» Brief
Pull every line holding the string "posteriore" from the records below.

Begin Material shown

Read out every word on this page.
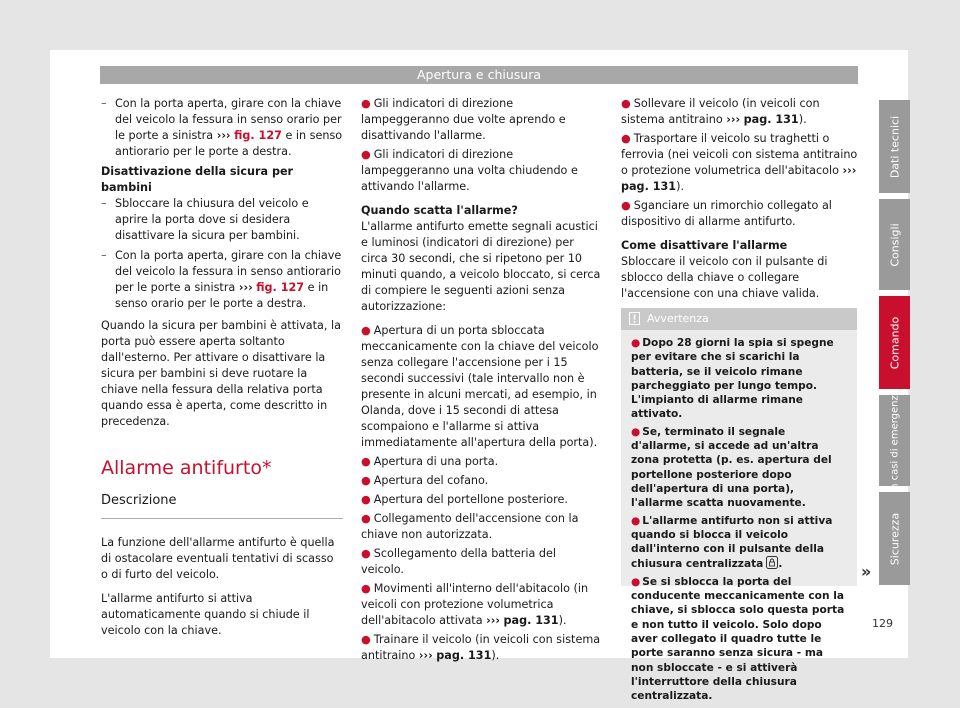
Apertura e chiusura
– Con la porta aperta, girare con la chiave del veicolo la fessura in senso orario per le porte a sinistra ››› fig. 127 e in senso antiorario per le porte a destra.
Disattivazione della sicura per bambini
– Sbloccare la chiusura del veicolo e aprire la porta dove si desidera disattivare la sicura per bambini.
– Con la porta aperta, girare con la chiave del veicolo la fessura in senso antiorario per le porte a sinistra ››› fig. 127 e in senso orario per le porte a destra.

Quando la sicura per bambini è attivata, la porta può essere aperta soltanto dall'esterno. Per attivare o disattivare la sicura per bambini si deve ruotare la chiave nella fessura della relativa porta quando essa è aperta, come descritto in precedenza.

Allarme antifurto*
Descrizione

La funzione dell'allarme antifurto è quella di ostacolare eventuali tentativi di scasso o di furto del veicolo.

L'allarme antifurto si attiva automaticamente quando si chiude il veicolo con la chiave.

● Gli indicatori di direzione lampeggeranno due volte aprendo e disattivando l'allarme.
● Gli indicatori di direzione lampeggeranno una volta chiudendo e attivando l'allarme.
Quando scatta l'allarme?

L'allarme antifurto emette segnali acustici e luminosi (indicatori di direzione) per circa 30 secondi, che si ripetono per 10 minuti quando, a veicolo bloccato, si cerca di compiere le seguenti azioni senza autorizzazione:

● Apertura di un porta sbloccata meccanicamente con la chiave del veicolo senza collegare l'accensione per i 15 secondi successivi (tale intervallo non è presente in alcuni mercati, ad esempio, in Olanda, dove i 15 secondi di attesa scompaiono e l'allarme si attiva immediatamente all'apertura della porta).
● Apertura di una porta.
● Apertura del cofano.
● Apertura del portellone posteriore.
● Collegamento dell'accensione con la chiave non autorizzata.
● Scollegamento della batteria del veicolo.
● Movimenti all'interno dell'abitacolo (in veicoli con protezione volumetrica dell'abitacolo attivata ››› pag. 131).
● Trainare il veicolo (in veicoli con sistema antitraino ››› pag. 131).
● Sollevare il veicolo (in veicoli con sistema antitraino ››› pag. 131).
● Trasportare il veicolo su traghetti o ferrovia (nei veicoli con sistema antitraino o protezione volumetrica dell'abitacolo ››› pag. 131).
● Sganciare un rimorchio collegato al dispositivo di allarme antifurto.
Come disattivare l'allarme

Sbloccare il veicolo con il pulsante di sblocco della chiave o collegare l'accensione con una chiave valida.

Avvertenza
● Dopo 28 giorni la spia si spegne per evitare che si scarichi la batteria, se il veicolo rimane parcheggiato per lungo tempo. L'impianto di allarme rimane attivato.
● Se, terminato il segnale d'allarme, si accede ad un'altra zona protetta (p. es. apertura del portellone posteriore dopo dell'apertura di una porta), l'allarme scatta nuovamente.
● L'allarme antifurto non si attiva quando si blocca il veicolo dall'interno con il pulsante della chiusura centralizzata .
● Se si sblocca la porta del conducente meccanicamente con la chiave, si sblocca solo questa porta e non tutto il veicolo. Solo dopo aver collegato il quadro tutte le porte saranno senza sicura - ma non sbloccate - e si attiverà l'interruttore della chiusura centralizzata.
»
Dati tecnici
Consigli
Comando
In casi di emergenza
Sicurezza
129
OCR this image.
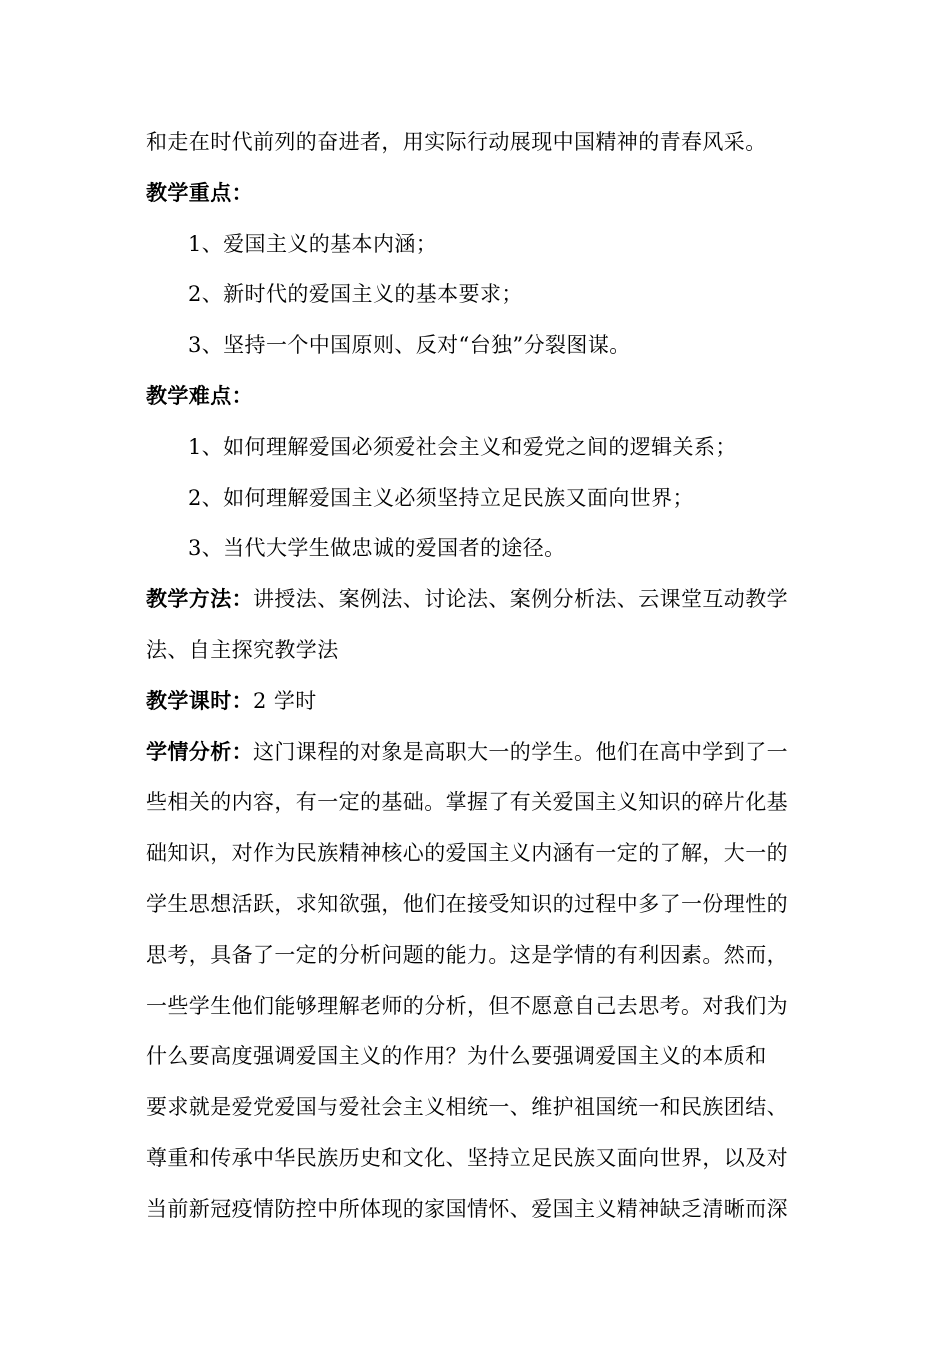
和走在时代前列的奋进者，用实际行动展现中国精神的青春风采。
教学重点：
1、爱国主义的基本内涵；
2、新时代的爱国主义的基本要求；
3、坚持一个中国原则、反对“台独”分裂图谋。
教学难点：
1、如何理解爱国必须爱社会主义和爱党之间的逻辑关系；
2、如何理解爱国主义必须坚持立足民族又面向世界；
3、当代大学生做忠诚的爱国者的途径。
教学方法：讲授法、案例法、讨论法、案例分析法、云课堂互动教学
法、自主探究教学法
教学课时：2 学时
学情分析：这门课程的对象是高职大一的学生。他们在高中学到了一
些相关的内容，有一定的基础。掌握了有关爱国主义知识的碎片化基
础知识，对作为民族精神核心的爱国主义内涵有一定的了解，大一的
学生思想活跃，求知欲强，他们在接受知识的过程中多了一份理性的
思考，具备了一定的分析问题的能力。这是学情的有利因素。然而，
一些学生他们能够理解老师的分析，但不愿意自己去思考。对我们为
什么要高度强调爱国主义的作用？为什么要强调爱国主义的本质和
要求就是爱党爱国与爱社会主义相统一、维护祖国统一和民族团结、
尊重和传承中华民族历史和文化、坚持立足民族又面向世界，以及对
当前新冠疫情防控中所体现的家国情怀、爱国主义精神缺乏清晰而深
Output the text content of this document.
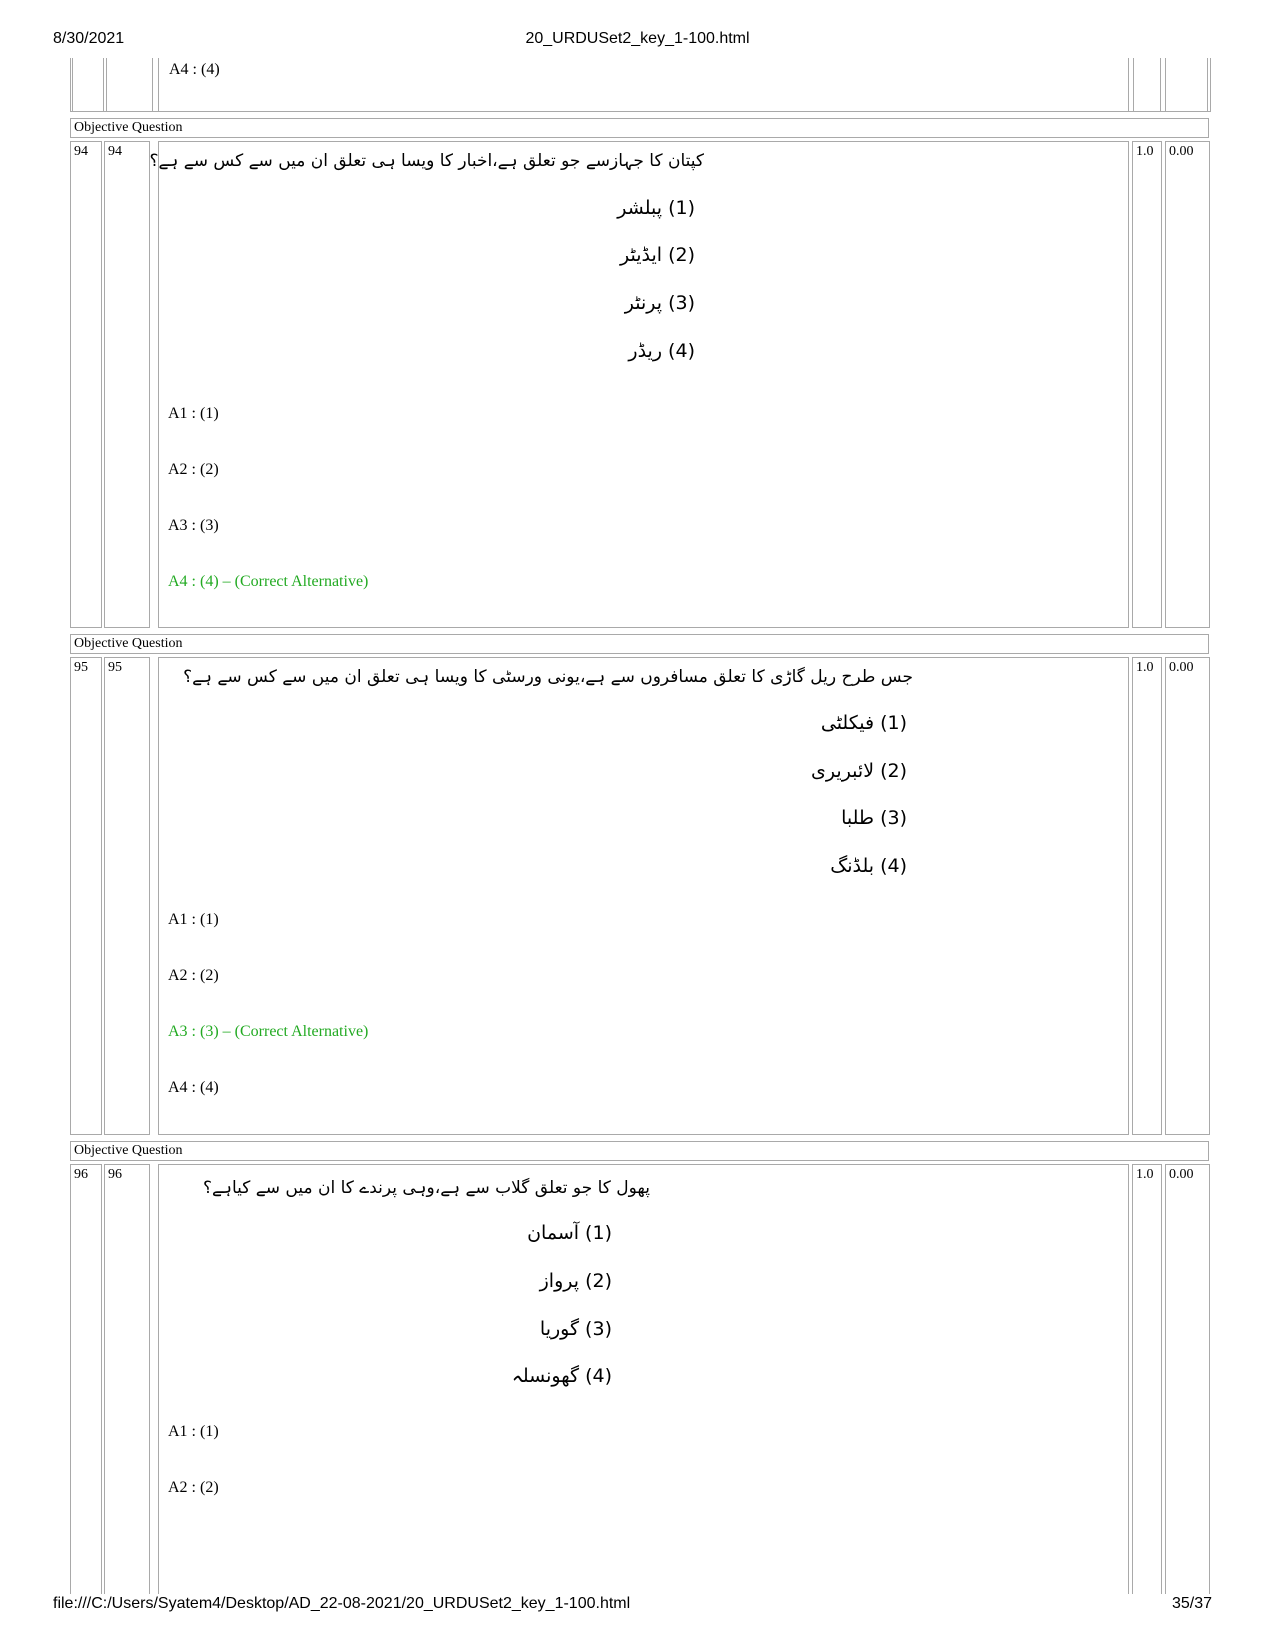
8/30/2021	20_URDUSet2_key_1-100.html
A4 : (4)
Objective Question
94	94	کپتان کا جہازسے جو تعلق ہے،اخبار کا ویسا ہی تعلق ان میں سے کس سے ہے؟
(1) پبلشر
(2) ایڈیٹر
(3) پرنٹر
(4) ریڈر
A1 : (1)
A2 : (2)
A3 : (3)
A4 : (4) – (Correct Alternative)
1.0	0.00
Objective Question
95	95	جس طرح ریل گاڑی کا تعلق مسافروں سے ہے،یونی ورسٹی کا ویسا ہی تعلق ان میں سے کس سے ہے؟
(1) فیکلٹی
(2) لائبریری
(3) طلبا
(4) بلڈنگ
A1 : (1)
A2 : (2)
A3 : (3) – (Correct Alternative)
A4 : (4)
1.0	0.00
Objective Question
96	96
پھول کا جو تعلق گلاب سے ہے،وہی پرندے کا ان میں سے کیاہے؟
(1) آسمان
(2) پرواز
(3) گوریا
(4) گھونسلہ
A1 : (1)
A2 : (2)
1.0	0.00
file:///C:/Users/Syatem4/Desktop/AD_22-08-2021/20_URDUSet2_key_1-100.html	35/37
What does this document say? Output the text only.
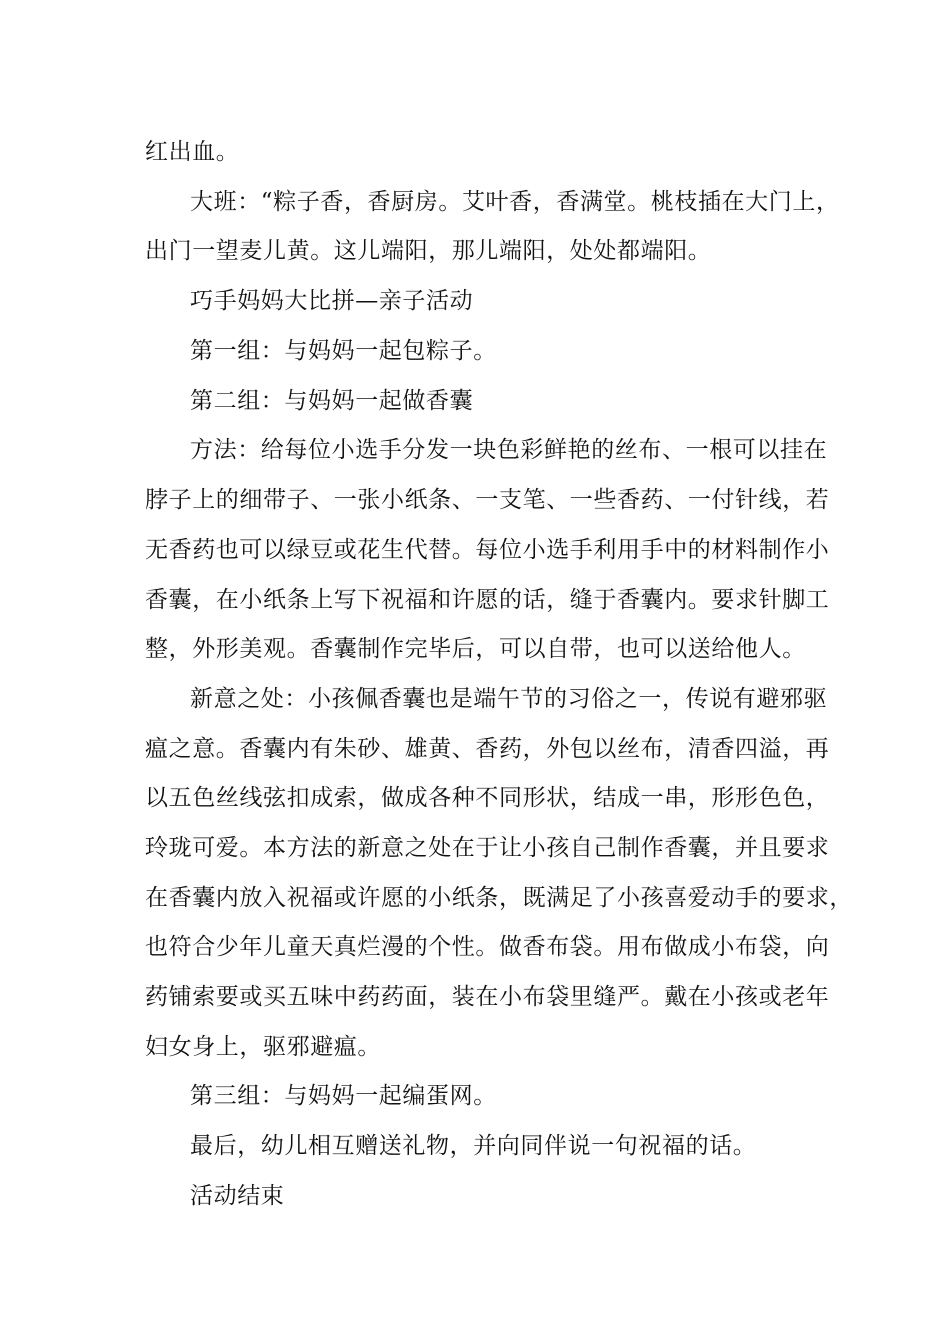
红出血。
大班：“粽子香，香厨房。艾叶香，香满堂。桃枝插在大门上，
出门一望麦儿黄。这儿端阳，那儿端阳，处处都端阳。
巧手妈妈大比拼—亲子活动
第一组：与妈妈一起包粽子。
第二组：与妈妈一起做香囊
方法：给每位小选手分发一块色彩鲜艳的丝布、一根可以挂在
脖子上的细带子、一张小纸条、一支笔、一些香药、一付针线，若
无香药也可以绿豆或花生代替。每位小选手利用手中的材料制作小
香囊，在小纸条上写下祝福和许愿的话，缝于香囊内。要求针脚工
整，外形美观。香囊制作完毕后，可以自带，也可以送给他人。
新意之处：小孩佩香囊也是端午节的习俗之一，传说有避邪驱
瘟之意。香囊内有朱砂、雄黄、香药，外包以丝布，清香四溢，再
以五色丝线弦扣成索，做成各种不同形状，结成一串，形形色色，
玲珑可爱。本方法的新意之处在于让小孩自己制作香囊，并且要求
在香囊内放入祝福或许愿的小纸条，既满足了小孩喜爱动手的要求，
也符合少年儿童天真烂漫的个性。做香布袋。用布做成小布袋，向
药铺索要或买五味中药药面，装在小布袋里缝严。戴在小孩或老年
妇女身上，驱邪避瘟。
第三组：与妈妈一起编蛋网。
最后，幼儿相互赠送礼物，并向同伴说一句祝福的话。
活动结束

End Material shown

» Written reply
● Apertura del portellone posteriore.
● Se, terminato il segnale d'allarme, si accede ad un'altra zona protetta (p. es. apertura del portellone posteriore dopo dell'apertura di una porta), l'allarme scatta nuovamente.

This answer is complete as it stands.